### DESCRIPTION OF THE TASK:
Below are the records; locate each line with the word "Setup" and copy it.

### DATA SUPPLIED:
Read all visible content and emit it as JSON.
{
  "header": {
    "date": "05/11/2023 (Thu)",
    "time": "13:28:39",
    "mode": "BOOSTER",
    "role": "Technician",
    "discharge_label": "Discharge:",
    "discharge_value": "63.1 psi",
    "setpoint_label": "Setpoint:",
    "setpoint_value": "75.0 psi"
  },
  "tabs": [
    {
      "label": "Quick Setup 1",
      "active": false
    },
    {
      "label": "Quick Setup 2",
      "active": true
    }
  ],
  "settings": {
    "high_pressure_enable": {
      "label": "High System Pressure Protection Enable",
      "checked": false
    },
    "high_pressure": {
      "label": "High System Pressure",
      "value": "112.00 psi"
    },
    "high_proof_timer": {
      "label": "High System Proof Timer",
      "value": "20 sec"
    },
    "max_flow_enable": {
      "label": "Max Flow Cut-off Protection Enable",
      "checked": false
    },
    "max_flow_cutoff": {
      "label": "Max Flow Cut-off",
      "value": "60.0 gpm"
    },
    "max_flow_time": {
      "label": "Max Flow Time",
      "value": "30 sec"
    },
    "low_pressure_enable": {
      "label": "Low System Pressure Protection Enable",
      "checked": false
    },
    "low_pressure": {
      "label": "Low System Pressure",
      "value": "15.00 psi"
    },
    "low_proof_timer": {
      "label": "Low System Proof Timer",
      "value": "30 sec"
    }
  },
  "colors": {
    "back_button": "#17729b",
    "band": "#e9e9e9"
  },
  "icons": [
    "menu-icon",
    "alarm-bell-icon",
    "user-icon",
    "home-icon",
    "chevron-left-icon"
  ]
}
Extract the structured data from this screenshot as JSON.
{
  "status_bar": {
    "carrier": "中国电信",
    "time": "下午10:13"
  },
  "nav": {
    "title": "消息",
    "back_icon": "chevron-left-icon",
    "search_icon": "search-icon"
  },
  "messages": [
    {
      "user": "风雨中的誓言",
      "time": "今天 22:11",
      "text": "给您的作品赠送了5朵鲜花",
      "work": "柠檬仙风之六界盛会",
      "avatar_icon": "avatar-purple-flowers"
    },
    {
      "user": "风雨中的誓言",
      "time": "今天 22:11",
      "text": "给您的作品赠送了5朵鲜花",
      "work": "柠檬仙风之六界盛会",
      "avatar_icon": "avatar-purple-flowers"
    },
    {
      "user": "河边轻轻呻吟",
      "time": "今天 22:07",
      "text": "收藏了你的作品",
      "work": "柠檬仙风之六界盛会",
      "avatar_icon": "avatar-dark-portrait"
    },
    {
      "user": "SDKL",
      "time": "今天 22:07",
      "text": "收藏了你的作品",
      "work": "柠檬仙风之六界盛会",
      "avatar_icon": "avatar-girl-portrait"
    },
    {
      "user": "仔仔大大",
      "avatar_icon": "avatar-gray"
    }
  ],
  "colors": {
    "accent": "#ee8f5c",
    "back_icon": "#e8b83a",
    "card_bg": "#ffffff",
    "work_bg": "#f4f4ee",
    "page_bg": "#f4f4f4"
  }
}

### SOLUTION TO THE EXERCISE:
      "label": "Quick Setup 1",
      "label": "Quick Setup 2",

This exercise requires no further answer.